• _GOAL_: From the entries below, pull out each line where "Comparison" appears.

• _DATASET ENTRIES_:
• • • • • • •
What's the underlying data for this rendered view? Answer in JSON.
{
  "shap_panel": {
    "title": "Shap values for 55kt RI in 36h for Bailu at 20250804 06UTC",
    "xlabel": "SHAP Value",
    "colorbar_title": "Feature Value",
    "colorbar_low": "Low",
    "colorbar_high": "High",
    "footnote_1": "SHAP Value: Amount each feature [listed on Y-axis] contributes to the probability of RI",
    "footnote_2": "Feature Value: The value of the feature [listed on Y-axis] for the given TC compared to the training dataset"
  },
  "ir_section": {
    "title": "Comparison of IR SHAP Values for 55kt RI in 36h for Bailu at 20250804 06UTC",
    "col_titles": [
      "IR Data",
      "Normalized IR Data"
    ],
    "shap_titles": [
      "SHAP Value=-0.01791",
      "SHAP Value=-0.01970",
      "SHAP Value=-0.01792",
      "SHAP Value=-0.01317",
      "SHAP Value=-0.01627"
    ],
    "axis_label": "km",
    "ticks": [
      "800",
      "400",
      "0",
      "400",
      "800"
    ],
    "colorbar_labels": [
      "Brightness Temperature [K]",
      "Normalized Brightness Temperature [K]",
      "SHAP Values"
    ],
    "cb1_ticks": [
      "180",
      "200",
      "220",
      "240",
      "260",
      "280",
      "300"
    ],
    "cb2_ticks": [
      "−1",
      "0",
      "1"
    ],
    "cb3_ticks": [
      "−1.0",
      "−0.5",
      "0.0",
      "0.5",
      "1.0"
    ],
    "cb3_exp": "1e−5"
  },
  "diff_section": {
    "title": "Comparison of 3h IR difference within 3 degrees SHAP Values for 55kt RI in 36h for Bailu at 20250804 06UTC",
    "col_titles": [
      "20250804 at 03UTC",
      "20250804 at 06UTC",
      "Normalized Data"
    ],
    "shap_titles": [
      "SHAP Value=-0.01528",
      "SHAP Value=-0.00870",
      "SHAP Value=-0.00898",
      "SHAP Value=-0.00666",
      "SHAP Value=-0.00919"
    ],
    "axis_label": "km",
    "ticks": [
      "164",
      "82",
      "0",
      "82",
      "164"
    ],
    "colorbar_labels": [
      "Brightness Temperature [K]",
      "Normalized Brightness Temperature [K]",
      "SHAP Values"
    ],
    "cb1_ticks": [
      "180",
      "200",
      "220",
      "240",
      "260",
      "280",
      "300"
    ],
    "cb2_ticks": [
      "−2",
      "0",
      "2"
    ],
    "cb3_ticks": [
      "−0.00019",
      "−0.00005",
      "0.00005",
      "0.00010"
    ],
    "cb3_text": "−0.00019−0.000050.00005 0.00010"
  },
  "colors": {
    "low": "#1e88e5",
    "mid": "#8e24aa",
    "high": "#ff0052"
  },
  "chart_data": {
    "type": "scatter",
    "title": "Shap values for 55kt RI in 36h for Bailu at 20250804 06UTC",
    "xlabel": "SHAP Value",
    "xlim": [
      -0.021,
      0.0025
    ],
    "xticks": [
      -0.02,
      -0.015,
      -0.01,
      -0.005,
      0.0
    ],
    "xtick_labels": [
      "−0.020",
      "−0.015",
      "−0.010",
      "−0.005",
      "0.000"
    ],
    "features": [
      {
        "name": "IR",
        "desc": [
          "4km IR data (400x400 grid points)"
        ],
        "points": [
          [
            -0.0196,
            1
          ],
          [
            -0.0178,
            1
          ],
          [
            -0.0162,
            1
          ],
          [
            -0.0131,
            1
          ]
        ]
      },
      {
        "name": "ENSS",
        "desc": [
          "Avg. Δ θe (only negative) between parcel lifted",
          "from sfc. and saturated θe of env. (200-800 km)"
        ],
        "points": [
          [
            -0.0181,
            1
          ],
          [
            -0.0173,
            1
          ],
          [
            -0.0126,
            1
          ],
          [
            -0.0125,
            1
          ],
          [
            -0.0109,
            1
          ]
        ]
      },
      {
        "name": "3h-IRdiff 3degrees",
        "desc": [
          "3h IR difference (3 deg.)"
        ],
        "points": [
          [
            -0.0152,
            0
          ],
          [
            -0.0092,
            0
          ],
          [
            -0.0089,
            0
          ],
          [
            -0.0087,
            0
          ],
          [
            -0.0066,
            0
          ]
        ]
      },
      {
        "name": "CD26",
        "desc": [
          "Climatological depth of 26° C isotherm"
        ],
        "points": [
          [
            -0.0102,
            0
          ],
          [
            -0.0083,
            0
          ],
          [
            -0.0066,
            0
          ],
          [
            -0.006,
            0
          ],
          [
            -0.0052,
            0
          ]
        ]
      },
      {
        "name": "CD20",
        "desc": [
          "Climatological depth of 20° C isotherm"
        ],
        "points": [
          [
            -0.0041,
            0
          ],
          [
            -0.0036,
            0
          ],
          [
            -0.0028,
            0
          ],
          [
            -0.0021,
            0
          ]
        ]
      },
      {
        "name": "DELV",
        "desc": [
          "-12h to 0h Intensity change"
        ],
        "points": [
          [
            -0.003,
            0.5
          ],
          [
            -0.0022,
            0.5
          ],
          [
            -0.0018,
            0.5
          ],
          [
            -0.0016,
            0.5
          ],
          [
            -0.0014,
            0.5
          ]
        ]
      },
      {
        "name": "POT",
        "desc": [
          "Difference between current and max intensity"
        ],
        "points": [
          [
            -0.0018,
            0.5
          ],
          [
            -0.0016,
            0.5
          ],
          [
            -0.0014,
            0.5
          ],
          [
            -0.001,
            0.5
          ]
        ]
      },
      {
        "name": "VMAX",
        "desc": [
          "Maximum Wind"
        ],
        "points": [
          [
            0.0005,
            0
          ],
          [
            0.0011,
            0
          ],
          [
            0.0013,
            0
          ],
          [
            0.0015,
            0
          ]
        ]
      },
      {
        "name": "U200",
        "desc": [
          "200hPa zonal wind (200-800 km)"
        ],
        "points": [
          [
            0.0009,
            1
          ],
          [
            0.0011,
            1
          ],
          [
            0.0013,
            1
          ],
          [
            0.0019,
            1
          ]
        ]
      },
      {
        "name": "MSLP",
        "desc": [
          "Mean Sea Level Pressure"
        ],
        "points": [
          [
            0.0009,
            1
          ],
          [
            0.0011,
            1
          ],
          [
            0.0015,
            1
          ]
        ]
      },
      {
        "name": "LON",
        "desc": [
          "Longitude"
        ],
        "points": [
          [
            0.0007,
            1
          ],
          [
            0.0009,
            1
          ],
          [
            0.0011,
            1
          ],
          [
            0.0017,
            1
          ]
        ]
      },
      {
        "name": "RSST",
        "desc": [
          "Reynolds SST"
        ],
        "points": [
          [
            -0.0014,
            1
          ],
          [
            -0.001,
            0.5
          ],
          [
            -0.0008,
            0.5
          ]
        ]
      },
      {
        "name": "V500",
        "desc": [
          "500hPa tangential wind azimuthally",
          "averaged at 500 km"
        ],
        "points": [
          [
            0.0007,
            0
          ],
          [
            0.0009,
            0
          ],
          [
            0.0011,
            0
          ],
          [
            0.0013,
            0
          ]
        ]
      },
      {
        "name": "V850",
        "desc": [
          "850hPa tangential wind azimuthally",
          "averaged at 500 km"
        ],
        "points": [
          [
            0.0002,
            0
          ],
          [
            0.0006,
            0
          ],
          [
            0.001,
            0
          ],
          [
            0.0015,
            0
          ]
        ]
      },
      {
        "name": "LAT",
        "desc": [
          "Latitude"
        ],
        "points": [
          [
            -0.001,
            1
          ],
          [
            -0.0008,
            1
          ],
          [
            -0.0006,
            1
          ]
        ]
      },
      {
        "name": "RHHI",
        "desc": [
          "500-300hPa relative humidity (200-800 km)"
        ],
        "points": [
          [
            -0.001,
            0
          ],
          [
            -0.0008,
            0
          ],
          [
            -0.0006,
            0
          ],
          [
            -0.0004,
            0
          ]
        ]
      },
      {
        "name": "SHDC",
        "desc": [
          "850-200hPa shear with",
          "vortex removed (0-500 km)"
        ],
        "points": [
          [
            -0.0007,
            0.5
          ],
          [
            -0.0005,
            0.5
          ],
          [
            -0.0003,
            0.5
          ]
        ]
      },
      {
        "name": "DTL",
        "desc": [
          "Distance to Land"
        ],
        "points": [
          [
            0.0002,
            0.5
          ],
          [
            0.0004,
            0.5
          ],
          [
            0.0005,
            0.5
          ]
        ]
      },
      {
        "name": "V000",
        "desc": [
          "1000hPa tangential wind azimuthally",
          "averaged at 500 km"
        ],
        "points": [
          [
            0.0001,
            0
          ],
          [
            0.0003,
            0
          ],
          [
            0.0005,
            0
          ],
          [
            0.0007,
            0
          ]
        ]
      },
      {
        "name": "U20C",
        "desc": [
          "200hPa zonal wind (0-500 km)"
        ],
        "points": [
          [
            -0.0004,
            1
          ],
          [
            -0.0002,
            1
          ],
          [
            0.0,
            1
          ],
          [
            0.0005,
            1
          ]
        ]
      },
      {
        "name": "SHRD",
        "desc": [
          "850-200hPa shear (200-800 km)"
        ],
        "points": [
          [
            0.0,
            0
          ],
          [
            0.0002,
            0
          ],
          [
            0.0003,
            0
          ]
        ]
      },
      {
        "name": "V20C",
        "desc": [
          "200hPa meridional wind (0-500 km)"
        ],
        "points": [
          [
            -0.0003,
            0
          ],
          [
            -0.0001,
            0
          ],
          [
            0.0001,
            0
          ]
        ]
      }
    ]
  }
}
• • • • • • •
• _TASK RESPONSE_:
    "title": "Comparison of IR SHAP Values for 55kt RI in 36h for Bailu at 20250804 06UTC",
    "title": "Comparison of 3h IR difference within 3 degrees SHAP Values for 55kt RI in 36h for Bailu at 20250804 06UTC",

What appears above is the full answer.